--- Start ENTRIES PROVIDED ---

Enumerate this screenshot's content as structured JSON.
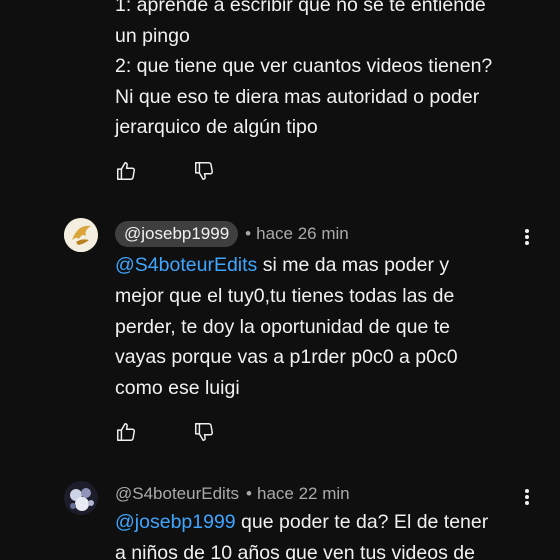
{
  "comment_prev": {
    "lines": [
      "1: aprende a escribir que no se te entiende",
      "un pingo",
      "2: que tiene que ver cuantos videos tienen?",
      "Ni que eso te diera mas autoridad o poder",
      "jerarquico de algún tipo"
    ]
  },
  "comment_josebp": {
    "handle": "@josebp1999",
    "time": "hace 26 min",
    "mention": "@S4boteurEdits",
    "lines": [
      " si me da mas poder y",
      "mejor que el tuy0,tu tienes todas las de",
      "perder, te doy la oportunidad de que te",
      "vayas porque vas a p1rder p0c0 a p0c0",
      "como ese luigi"
    ]
  },
  "comment_s4boteur": {
    "handle": "@S4boteurEdits",
    "time": "hace 22 min",
    "mention": "@josebp1999",
    "lines": [
      " que poder te da? El de tener",
      "a niños de 10 años que ven tus videos de"
    ]
  },
  "separator": "•",
  "icons": {
    "like": "thumbs-up-icon",
    "dislike": "thumbs-down-icon",
    "more": "more-vert-icon"
  },
  "colors": {
    "background": "#0f0f0f",
    "text": "#f1f1f1",
    "secondary": "#aaaaaa",
    "mention": "#3ea6ff",
    "pill": "#3f3f3f"
  }
}
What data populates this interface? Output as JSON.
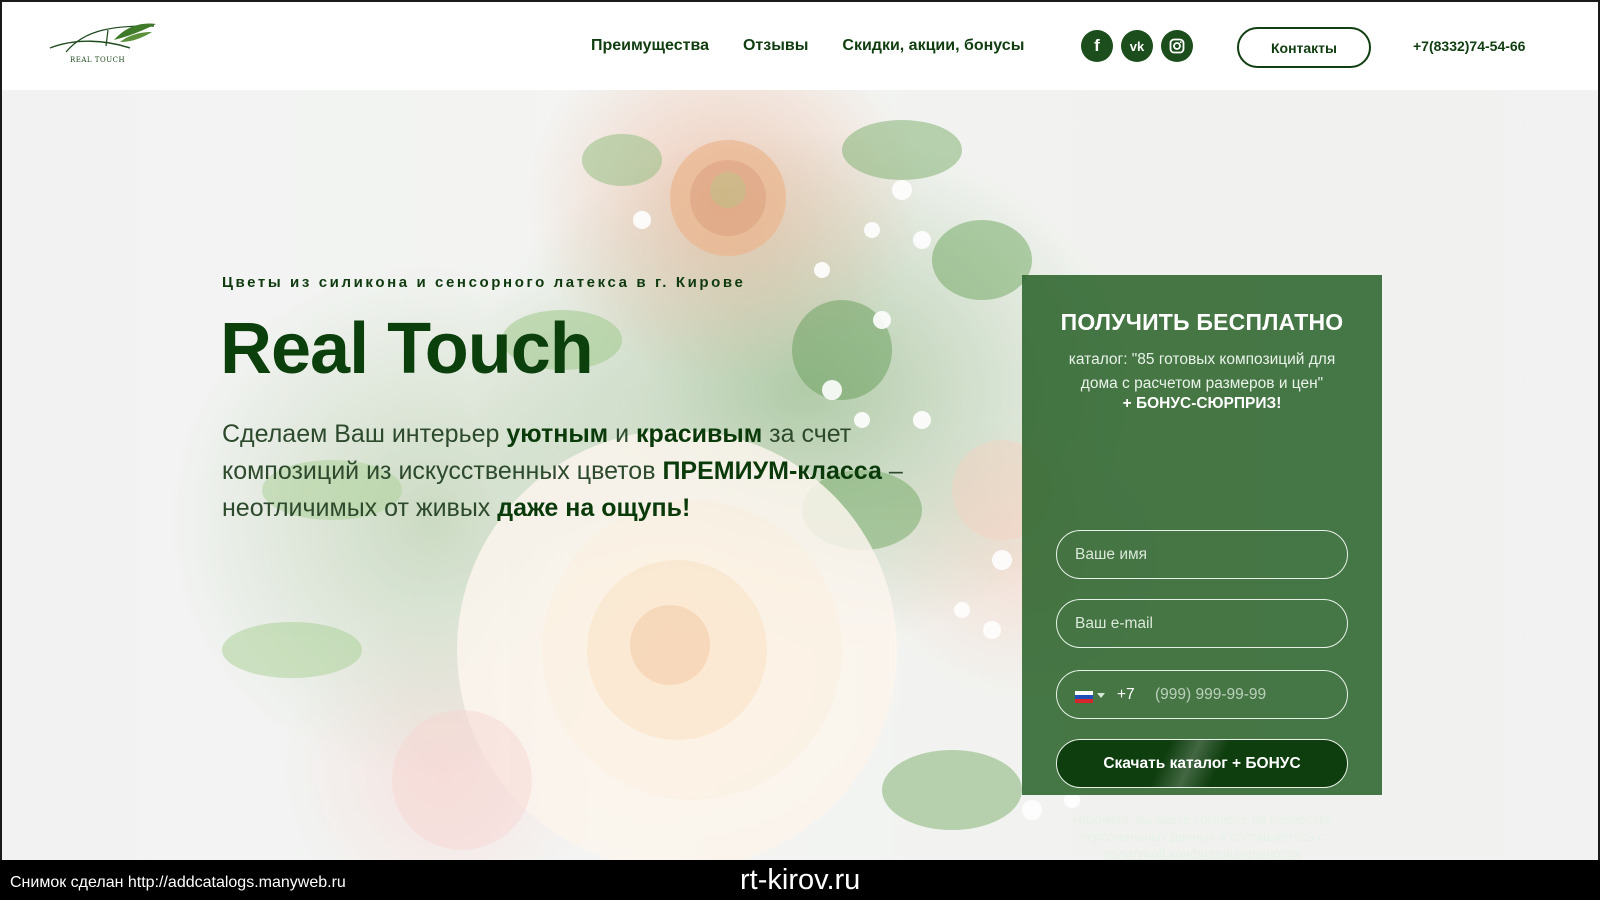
{
  "header": {
    "logo_text": "REAL TOUCH",
    "nav": [
      "Преимущества",
      "Отзывы",
      "Скидки, акции, бонусы"
    ],
    "social": [
      {
        "icon": "facebook-icon",
        "glyph": "f"
      },
      {
        "icon": "vk-icon",
        "glyph": "vk"
      },
      {
        "icon": "instagram-icon",
        "glyph": ""
      }
    ],
    "contacts_label": "Контакты",
    "phone": "+7(8332)74-54-66"
  },
  "hero": {
    "subtitle": "Цветы из силикона и сенсорного латекса в г. Кирове",
    "title": "Real Touch",
    "lead": {
      "p1": "Сделаем Ваш интерьер ",
      "b1": "уютным",
      "p2": " и ",
      "b2": "красивым",
      "p3": " за счет композиций из искусственных цветов ",
      "b3": "ПРЕМИУМ-класса",
      "p4": " – неотличимых от живых ",
      "b4": "даже на ощупь!"
    }
  },
  "form": {
    "title": "ПОЛУЧИТЬ БЕСПЛАТНО",
    "description": "каталог: \"85 готовых композиций для дома с расчетом размеров и цен\"",
    "bonus": "+ БОНУС-СЮРПРИЗ!",
    "name_placeholder": "Ваше имя",
    "email_placeholder": "Ваш e-mail",
    "phone_country_code": "+7",
    "phone_placeholder": "(999) 999-99-99",
    "submit_label": "Скачать каталог + БОНУС",
    "legal_text": "Нажимая, вы даете согласие на обработку персональных данных и соглашаетесь с",
    "legal_link": "политикой конфиденциальности"
  },
  "footer": {
    "capture_note": "Снимок сделан http://addcatalogs.manyweb.ru",
    "domain": "rt-kirov.ru"
  },
  "colors": {
    "brand_green": "#0b3f0b",
    "panel_green": "#2c642c",
    "button_dark": "#0e3d0e"
  }
}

--- End ENTRIES PROVIDED ---

EXERCISE AIM - State how many lines in the records above contain the word "каталог", giving only the number.

EXERCISE SOLUTION - 2